DATASET CONTENT
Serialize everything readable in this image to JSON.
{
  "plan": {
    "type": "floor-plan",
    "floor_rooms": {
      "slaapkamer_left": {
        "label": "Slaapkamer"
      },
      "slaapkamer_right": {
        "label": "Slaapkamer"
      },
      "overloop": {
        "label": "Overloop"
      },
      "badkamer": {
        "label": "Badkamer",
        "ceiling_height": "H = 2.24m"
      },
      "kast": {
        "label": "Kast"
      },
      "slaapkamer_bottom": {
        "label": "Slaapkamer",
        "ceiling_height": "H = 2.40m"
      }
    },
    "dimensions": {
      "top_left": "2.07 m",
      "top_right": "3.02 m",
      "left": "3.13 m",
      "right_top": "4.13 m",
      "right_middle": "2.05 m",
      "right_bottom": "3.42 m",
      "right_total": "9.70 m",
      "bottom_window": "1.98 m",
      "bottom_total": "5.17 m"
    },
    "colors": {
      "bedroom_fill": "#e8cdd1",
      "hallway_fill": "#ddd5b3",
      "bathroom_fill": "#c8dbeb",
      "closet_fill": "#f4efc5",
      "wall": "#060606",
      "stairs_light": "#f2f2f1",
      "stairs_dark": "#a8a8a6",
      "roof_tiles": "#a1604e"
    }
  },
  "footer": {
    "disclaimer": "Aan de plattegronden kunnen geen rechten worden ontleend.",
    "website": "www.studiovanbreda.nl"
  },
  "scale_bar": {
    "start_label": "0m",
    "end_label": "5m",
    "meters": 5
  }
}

TASK STATEMENT
Write the listing out again, exactly as shown above.

ANSWER FOR THIS EXERCISE
Serialize everything readable in this image to JSON.
{
  "plan": {
    "type": "floor-plan",
    "floor_rooms": {
      "slaapkamer_left": {
        "label": "Slaapkamer"
      },
      "slaapkamer_right": {
        "label": "Slaapkamer"
      },
      "overloop": {
        "label": "Overloop"
      },
      "badkamer": {
        "label": "Badkamer",
        "ceiling_height": "H = 2.24m"
      },
      "kast": {
        "label": "Kast"
      },
      "slaapkamer_bottom": {
        "label": "Slaapkamer",
        "ceiling_height": "H = 2.40m"
      }
    },
    "dimensions": {
      "top_left": "2.07 m",
      "top_right": "3.02 m",
      "left": "3.13 m",
      "right_top": "4.13 m",
      "right_middle": "2.05 m",
      "right_bottom": "3.42 m",
      "right_total": "9.70 m",
      "bottom_window": "1.98 m",
      "bottom_total": "5.17 m"
    },
    "colors": {
      "bedroom_fill": "#e8cdd1",
      "hallway_fill": "#ddd5b3",
      "bathroom_fill": "#c8dbeb",
      "closet_fill": "#f4efc5",
      "wall": "#060606",
      "stairs_light": "#f2f2f1",
      "stairs_dark": "#a8a8a6",
      "roof_tiles": "#a1604e"
    }
  },
  "footer": {
    "disclaimer": "Aan de plattegronden kunnen geen rechten worden ontleend.",
    "website": "www.studiovanbreda.nl"
  },
  "scale_bar": {
    "start_label": "0m",
    "end_label": "5m",
    "meters": 5
  }
}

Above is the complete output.